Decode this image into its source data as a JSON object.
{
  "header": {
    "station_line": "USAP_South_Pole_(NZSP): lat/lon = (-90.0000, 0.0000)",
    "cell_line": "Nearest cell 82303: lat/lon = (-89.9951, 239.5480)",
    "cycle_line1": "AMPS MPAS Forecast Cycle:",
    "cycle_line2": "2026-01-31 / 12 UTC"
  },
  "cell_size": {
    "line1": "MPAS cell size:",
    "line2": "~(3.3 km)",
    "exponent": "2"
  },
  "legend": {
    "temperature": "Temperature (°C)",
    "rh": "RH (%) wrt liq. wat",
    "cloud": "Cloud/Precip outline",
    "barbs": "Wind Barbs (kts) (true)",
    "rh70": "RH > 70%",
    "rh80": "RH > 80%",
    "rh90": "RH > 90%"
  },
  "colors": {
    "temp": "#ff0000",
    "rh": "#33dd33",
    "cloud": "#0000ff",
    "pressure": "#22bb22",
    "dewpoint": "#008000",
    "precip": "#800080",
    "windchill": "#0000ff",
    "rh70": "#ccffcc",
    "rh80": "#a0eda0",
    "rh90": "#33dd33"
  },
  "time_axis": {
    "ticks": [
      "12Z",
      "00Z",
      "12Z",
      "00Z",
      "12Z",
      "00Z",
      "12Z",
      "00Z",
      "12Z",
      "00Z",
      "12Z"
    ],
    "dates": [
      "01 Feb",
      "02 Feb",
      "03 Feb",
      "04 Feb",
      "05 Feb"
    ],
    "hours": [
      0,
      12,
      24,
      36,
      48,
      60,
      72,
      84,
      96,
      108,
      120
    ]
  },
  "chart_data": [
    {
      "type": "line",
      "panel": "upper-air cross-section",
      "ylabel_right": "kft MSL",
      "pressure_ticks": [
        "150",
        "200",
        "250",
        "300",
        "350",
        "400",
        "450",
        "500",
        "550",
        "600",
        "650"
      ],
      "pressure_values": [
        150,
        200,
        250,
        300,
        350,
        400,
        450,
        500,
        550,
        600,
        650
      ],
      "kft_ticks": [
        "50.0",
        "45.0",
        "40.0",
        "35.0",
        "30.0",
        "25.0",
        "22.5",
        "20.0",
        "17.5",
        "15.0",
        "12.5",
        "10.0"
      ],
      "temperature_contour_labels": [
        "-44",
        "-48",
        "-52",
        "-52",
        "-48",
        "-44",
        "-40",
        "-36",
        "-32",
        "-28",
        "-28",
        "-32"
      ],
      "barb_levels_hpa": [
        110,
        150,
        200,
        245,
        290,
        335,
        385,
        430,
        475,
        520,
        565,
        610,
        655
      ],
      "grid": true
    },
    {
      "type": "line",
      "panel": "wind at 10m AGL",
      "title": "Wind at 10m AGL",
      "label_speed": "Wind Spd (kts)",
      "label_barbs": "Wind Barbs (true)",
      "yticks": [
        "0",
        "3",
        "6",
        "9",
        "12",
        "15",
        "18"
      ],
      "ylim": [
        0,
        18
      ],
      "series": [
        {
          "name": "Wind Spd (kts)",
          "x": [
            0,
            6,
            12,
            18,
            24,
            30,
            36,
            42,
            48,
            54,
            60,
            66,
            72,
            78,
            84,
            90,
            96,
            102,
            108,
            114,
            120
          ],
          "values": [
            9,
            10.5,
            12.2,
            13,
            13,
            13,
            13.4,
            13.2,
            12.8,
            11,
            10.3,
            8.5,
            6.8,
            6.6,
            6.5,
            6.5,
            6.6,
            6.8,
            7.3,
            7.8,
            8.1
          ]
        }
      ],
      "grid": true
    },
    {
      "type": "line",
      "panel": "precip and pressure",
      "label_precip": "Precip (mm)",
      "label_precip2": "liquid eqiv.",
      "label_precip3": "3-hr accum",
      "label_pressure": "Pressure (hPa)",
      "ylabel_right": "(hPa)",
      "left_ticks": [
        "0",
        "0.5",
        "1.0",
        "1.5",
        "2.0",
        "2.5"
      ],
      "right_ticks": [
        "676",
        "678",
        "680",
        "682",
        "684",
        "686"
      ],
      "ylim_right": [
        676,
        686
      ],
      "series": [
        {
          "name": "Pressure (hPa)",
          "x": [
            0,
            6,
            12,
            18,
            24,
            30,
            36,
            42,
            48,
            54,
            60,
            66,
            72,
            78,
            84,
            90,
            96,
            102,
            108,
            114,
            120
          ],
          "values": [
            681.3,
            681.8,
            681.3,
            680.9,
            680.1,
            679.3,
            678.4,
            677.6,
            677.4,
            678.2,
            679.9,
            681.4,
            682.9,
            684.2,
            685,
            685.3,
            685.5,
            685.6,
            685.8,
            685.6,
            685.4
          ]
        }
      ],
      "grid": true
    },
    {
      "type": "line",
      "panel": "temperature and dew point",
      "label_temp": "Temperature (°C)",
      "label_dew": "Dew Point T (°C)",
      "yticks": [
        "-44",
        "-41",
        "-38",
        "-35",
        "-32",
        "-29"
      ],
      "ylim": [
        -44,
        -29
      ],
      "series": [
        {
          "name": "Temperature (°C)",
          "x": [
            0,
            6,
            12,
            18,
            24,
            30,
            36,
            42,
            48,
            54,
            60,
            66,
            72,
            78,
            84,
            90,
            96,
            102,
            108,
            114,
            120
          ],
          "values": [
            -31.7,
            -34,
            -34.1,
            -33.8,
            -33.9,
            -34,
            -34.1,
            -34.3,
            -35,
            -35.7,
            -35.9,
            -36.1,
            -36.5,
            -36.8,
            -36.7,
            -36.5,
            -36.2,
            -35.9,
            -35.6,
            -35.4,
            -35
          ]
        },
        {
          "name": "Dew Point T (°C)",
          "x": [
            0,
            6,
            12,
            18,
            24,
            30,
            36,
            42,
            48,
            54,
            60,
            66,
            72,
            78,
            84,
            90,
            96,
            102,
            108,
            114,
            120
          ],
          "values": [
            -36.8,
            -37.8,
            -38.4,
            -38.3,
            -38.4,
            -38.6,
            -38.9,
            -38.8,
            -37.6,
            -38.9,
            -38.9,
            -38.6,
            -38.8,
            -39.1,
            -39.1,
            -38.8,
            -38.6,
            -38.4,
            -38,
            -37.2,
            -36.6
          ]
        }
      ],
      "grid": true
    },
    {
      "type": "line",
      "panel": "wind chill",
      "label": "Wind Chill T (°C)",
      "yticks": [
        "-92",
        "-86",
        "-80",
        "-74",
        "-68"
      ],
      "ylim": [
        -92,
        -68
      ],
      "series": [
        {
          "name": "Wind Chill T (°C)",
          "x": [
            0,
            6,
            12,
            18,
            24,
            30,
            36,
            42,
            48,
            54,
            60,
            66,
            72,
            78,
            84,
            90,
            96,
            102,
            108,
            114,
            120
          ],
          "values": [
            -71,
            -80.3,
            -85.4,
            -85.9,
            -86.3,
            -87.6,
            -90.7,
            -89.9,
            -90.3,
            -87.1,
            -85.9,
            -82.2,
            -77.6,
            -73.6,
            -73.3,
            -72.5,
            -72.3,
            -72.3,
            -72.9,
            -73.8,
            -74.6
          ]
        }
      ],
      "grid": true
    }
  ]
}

TASK PROMPT: Take the lines above and print them exactly.

SOLUTION BELOW:
Decode this image into its source data as a JSON object.
{
  "header": {
    "station_line": "USAP_South_Pole_(NZSP): lat/lon = (-90.0000, 0.0000)",
    "cell_line": "Nearest cell 82303: lat/lon = (-89.9951, 239.5480)",
    "cycle_line1": "AMPS MPAS Forecast Cycle:",
    "cycle_line2": "2026-01-31 / 12 UTC"
  },
  "cell_size": {
    "line1": "MPAS cell size:",
    "line2": "~(3.3 km)",
    "exponent": "2"
  },
  "legend": {
    "temperature": "Temperature (°C)",
    "rh": "RH (%) wrt liq. wat",
    "cloud": "Cloud/Precip outline",
    "barbs": "Wind Barbs (kts) (true)",
    "rh70": "RH > 70%",
    "rh80": "RH > 80%",
    "rh90": "RH > 90%"
  },
  "colors": {
    "temp": "#ff0000",
    "rh": "#33dd33",
    "cloud": "#0000ff",
    "pressure": "#22bb22",
    "dewpoint": "#008000",
    "precip": "#800080",
    "windchill": "#0000ff",
    "rh70": "#ccffcc",
    "rh80": "#a0eda0",
    "rh90": "#33dd33"
  },
  "time_axis": {
    "ticks": [
      "12Z",
      "00Z",
      "12Z",
      "00Z",
      "12Z",
      "00Z",
      "12Z",
      "00Z",
      "12Z",
      "00Z",
      "12Z"
    ],
    "dates": [
      "01 Feb",
      "02 Feb",
      "03 Feb",
      "04 Feb",
      "05 Feb"
    ],
    "hours": [
      0,
      12,
      24,
      36,
      48,
      60,
      72,
      84,
      96,
      108,
      120
    ]
  },
  "chart_data": [
    {
      "type": "line",
      "panel": "upper-air cross-section",
      "ylabel_right": "kft MSL",
      "pressure_ticks": [
        "150",
        "200",
        "250",
        "300",
        "350",
        "400",
        "450",
        "500",
        "550",
        "600",
        "650"
      ],
      "pressure_values": [
        150,
        200,
        250,
        300,
        350,
        400,
        450,
        500,
        550,
        600,
        650
      ],
      "kft_ticks": [
        "50.0",
        "45.0",
        "40.0",
        "35.0",
        "30.0",
        "25.0",
        "22.5",
        "20.0",
        "17.5",
        "15.0",
        "12.5",
        "10.0"
      ],
      "temperature_contour_labels": [
        "-44",
        "-48",
        "-52",
        "-52",
        "-48",
        "-44",
        "-40",
        "-36",
        "-32",
        "-28",
        "-28",
        "-32"
      ],
      "barb_levels_hpa": [
        110,
        150,
        200,
        245,
        290,
        335,
        385,
        430,
        475,
        520,
        565,
        610,
        655
      ],
      "grid": true
    },
    {
      "type": "line",
      "panel": "wind at 10m AGL",
      "title": "Wind at 10m AGL",
      "label_speed": "Wind Spd (kts)",
      "label_barbs": "Wind Barbs (true)",
      "yticks": [
        "0",
        "3",
        "6",
        "9",
        "12",
        "15",
        "18"
      ],
      "ylim": [
        0,
        18
      ],
      "series": [
        {
          "name": "Wind Spd (kts)",
          "x": [
            0,
            6,
            12,
            18,
            24,
            30,
            36,
            42,
            48,
            54,
            60,
            66,
            72,
            78,
            84,
            90,
            96,
            102,
            108,
            114,
            120
          ],
          "values": [
            9,
            10.5,
            12.2,
            13,
            13,
            13,
            13.4,
            13.2,
            12.8,
            11,
            10.3,
            8.5,
            6.8,
            6.6,
            6.5,
            6.5,
            6.6,
            6.8,
            7.3,
            7.8,
            8.1
          ]
        }
      ],
      "grid": true
    },
    {
      "type": "line",
      "panel": "precip and pressure",
      "label_precip": "Precip (mm)",
      "label_precip2": "liquid eqiv.",
      "label_precip3": "3-hr accum",
      "label_pressure": "Pressure (hPa)",
      "ylabel_right": "(hPa)",
      "left_ticks": [
        "0",
        "0.5",
        "1.0",
        "1.5",
        "2.0",
        "2.5"
      ],
      "right_ticks": [
        "676",
        "678",
        "680",
        "682",
        "684",
        "686"
      ],
      "ylim_right": [
        676,
        686
      ],
      "series": [
        {
          "name": "Pressure (hPa)",
          "x": [
            0,
            6,
            12,
            18,
            24,
            30,
            36,
            42,
            48,
            54,
            60,
            66,
            72,
            78,
            84,
            90,
            96,
            102,
            108,
            114,
            120
          ],
          "values": [
            681.3,
            681.8,
            681.3,
            680.9,
            680.1,
            679.3,
            678.4,
            677.6,
            677.4,
            678.2,
            679.9,
            681.4,
            682.9,
            684.2,
            685,
            685.3,
            685.5,
            685.6,
            685.8,
            685.6,
            685.4
          ]
        }
      ],
      "grid": true
    },
    {
      "type": "line",
      "panel": "temperature and dew point",
      "label_temp": "Temperature (°C)",
      "label_dew": "Dew Point T (°C)",
      "yticks": [
        "-44",
        "-41",
        "-38",
        "-35",
        "-32",
        "-29"
      ],
      "ylim": [
        -44,
        -29
      ],
      "series": [
        {
          "name": "Temperature (°C)",
          "x": [
            0,
            6,
            12,
            18,
            24,
            30,
            36,
            42,
            48,
            54,
            60,
            66,
            72,
            78,
            84,
            90,
            96,
            102,
            108,
            114,
            120
          ],
          "values": [
            -31.7,
            -34,
            -34.1,
            -33.8,
            -33.9,
            -34,
            -34.1,
            -34.3,
            -35,
            -35.7,
            -35.9,
            -36.1,
            -36.5,
            -36.8,
            -36.7,
            -36.5,
            -36.2,
            -35.9,
            -35.6,
            -35.4,
            -35
          ]
        },
        {
          "name": "Dew Point T (°C)",
          "x": [
            0,
            6,
            12,
            18,
            24,
            30,
            36,
            42,
            48,
            54,
            60,
            66,
            72,
            78,
            84,
            90,
            96,
            102,
            108,
            114,
            120
          ],
          "values": [
            -36.8,
            -37.8,
            -38.4,
            -38.3,
            -38.4,
            -38.6,
            -38.9,
            -38.8,
            -37.6,
            -38.9,
            -38.9,
            -38.6,
            -38.8,
            -39.1,
            -39.1,
            -38.8,
            -38.6,
            -38.4,
            -38,
            -37.2,
            -36.6
          ]
        }
      ],
      "grid": true
    },
    {
      "type": "line",
      "panel": "wind chill",
      "label": "Wind Chill T (°C)",
      "yticks": [
        "-92",
        "-86",
        "-80",
        "-74",
        "-68"
      ],
      "ylim": [
        -92,
        -68
      ],
      "series": [
        {
          "name": "Wind Chill T (°C)",
          "x": [
            0,
            6,
            12,
            18,
            24,
            30,
            36,
            42,
            48,
            54,
            60,
            66,
            72,
            78,
            84,
            90,
            96,
            102,
            108,
            114,
            120
          ],
          "values": [
            -71,
            -80.3,
            -85.4,
            -85.9,
            -86.3,
            -87.6,
            -90.7,
            -89.9,
            -90.3,
            -87.1,
            -85.9,
            -82.2,
            -77.6,
            -73.6,
            -73.3,
            -72.5,
            -72.3,
            -72.3,
            -72.9,
            -73.8,
            -74.6
          ]
        }
      ],
      "grid": true
    }
  ]
}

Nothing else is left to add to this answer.